**DATA FOR THIS EXERCISE**:
========================
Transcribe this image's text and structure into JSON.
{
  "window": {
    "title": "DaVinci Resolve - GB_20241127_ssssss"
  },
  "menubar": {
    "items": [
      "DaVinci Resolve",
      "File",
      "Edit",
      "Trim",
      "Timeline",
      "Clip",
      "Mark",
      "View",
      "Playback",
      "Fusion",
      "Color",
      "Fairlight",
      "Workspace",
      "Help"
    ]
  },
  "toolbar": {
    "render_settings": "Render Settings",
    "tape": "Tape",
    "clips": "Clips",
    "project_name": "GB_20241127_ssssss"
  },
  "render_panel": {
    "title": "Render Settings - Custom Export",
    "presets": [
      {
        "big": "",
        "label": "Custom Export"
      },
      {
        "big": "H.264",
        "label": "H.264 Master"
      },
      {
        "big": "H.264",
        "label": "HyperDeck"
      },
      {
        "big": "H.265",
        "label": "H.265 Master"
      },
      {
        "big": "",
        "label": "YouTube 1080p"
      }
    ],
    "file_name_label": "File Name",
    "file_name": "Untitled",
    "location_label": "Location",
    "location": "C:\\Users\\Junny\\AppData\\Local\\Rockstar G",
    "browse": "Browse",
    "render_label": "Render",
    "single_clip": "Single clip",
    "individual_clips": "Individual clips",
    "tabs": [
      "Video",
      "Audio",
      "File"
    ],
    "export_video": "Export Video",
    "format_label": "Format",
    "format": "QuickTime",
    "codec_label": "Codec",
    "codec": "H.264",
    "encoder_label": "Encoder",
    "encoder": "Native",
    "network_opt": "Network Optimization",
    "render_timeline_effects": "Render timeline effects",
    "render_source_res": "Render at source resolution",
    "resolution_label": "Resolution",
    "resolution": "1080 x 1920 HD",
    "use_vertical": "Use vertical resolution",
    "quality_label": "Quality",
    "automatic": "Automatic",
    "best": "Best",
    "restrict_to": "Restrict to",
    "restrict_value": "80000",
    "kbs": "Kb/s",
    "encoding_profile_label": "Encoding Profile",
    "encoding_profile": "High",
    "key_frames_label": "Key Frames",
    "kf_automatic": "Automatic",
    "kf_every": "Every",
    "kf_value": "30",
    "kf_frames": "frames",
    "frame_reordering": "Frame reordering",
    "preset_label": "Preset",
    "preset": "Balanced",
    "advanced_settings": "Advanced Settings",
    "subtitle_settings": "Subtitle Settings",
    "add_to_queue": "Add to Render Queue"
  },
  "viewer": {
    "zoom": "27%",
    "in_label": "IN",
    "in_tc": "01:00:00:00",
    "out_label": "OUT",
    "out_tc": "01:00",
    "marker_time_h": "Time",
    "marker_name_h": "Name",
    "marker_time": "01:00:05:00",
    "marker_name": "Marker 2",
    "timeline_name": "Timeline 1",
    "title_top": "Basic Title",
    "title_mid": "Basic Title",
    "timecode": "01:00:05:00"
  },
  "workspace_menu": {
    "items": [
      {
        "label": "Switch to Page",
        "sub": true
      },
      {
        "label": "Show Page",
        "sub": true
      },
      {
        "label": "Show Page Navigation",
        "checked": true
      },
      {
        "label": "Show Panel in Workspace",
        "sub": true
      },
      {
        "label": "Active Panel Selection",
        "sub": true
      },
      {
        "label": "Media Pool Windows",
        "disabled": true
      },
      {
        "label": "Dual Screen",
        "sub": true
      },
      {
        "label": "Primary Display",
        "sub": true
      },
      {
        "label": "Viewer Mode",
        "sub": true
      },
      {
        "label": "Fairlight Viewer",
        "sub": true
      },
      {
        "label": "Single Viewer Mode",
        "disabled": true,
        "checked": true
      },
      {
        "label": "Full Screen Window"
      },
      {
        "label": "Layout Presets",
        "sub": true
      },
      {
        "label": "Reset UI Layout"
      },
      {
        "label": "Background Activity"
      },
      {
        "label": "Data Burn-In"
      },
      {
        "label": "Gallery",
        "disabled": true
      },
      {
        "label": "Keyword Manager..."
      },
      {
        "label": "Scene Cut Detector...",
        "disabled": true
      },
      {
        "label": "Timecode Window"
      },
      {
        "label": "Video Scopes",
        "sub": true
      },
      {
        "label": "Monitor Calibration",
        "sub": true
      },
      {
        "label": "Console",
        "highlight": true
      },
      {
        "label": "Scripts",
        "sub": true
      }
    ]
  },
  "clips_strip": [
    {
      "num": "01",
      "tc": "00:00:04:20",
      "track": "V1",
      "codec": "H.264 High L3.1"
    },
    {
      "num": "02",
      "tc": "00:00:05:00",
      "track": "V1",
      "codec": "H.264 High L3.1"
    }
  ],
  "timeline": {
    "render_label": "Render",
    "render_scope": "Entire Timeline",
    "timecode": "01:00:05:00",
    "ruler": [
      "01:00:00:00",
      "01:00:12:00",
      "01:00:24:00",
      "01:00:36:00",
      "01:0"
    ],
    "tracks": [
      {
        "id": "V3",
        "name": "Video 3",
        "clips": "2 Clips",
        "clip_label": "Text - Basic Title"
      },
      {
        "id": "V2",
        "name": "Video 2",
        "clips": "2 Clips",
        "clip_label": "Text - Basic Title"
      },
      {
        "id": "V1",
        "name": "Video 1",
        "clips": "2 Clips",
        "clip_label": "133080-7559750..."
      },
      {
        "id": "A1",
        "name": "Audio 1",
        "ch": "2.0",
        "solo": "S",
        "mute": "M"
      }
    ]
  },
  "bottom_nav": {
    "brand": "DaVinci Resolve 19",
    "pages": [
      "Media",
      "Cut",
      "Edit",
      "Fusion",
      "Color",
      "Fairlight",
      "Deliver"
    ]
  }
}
========================
**AIM**: Output the data above exactly, please, line for line.

**RESULT OF THE EXERCISE**:
Transcribe this image's text and structure into JSON.
{
  "window": {
    "title": "DaVinci Resolve - GB_20241127_ssssss"
  },
  "menubar": {
    "items": [
      "DaVinci Resolve",
      "File",
      "Edit",
      "Trim",
      "Timeline",
      "Clip",
      "Mark",
      "View",
      "Playback",
      "Fusion",
      "Color",
      "Fairlight",
      "Workspace",
      "Help"
    ]
  },
  "toolbar": {
    "render_settings": "Render Settings",
    "tape": "Tape",
    "clips": "Clips",
    "project_name": "GB_20241127_ssssss"
  },
  "render_panel": {
    "title": "Render Settings - Custom Export",
    "presets": [
      {
        "big": "",
        "label": "Custom Export"
      },
      {
        "big": "H.264",
        "label": "H.264 Master"
      },
      {
        "big": "H.264",
        "label": "HyperDeck"
      },
      {
        "big": "H.265",
        "label": "H.265 Master"
      },
      {
        "big": "",
        "label": "YouTube 1080p"
      }
    ],
    "file_name_label": "File Name",
    "file_name": "Untitled",
    "location_label": "Location",
    "location": "C:\\Users\\Junny\\AppData\\Local\\Rockstar G",
    "browse": "Browse",
    "render_label": "Render",
    "single_clip": "Single clip",
    "individual_clips": "Individual clips",
    "tabs": [
      "Video",
      "Audio",
      "File"
    ],
    "export_video": "Export Video",
    "format_label": "Format",
    "format": "QuickTime",
    "codec_label": "Codec",
    "codec": "H.264",
    "encoder_label": "Encoder",
    "encoder": "Native",
    "network_opt": "Network Optimization",
    "render_timeline_effects": "Render timeline effects",
    "render_source_res": "Render at source resolution",
    "resolution_label": "Resolution",
    "resolution": "1080 x 1920 HD",
    "use_vertical": "Use vertical resolution",
    "quality_label": "Quality",
    "automatic": "Automatic",
    "best": "Best",
    "restrict_to": "Restrict to",
    "restrict_value": "80000",
    "kbs": "Kb/s",
    "encoding_profile_label": "Encoding Profile",
    "encoding_profile": "High",
    "key_frames_label": "Key Frames",
    "kf_automatic": "Automatic",
    "kf_every": "Every",
    "kf_value": "30",
    "kf_frames": "frames",
    "frame_reordering": "Frame reordering",
    "preset_label": "Preset",
    "preset": "Balanced",
    "advanced_settings": "Advanced Settings",
    "subtitle_settings": "Subtitle Settings",
    "add_to_queue": "Add to Render Queue"
  },
  "viewer": {
    "zoom": "27%",
    "in_label": "IN",
    "in_tc": "01:00:00:00",
    "out_label": "OUT",
    "out_tc": "01:00",
    "marker_time_h": "Time",
    "marker_name_h": "Name",
    "marker_time": "01:00:05:00",
    "marker_name": "Marker 2",
    "timeline_name": "Timeline 1",
    "title_top": "Basic Title",
    "title_mid": "Basic Title",
    "timecode": "01:00:05:00"
  },
  "workspace_menu": {
    "items": [
      {
        "label": "Switch to Page",
        "sub": true
      },
      {
        "label": "Show Page",
        "sub": true
      },
      {
        "label": "Show Page Navigation",
        "checked": true
      },
      {
        "label": "Show Panel in Workspace",
        "sub": true
      },
      {
        "label": "Active Panel Selection",
        "sub": true
      },
      {
        "label": "Media Pool Windows",
        "disabled": true
      },
      {
        "label": "Dual Screen",
        "sub": true
      },
      {
        "label": "Primary Display",
        "sub": true
      },
      {
        "label": "Viewer Mode",
        "sub": true
      },
      {
        "label": "Fairlight Viewer",
        "sub": true
      },
      {
        "label": "Single Viewer Mode",
        "disabled": true,
        "checked": true
      },
      {
        "label": "Full Screen Window"
      },
      {
        "label": "Layout Presets",
        "sub": true
      },
      {
        "label": "Reset UI Layout"
      },
      {
        "label": "Background Activity"
      },
      {
        "label": "Data Burn-In"
      },
      {
        "label": "Gallery",
        "disabled": true
      },
      {
        "label": "Keyword Manager..."
      },
      {
        "label": "Scene Cut Detector...",
        "disabled": true
      },
      {
        "label": "Timecode Window"
      },
      {
        "label": "Video Scopes",
        "sub": true
      },
      {
        "label": "Monitor Calibration",
        "sub": true
      },
      {
        "label": "Console",
        "highlight": true
      },
      {
        "label": "Scripts",
        "sub": true
      }
    ]
  },
  "clips_strip": [
    {
      "num": "01",
      "tc": "00:00:04:20",
      "track": "V1",
      "codec": "H.264 High L3.1"
    },
    {
      "num": "02",
      "tc": "00:00:05:00",
      "track": "V1",
      "codec": "H.264 High L3.1"
    }
  ],
  "timeline": {
    "render_label": "Render",
    "render_scope": "Entire Timeline",
    "timecode": "01:00:05:00",
    "ruler": [
      "01:00:00:00",
      "01:00:12:00",
      "01:00:24:00",
      "01:00:36:00",
      "01:0"
    ],
    "tracks": [
      {
        "id": "V3",
        "name": "Video 3",
        "clips": "2 Clips",
        "clip_label": "Text - Basic Title"
      },
      {
        "id": "V2",
        "name": "Video 2",
        "clips": "2 Clips",
        "clip_label": "Text - Basic Title"
      },
      {
        "id": "V1",
        "name": "Video 1",
        "clips": "2 Clips",
        "clip_label": "133080-7559750..."
      },
      {
        "id": "A1",
        "name": "Audio 1",
        "ch": "2.0",
        "solo": "S",
        "mute": "M"
      }
    ]
  },
  "bottom_nav": {
    "brand": "DaVinci Resolve 19",
    "pages": [
      "Media",
      "Cut",
      "Edit",
      "Fusion",
      "Color",
      "Fairlight",
      "Deliver"
    ]
  }
}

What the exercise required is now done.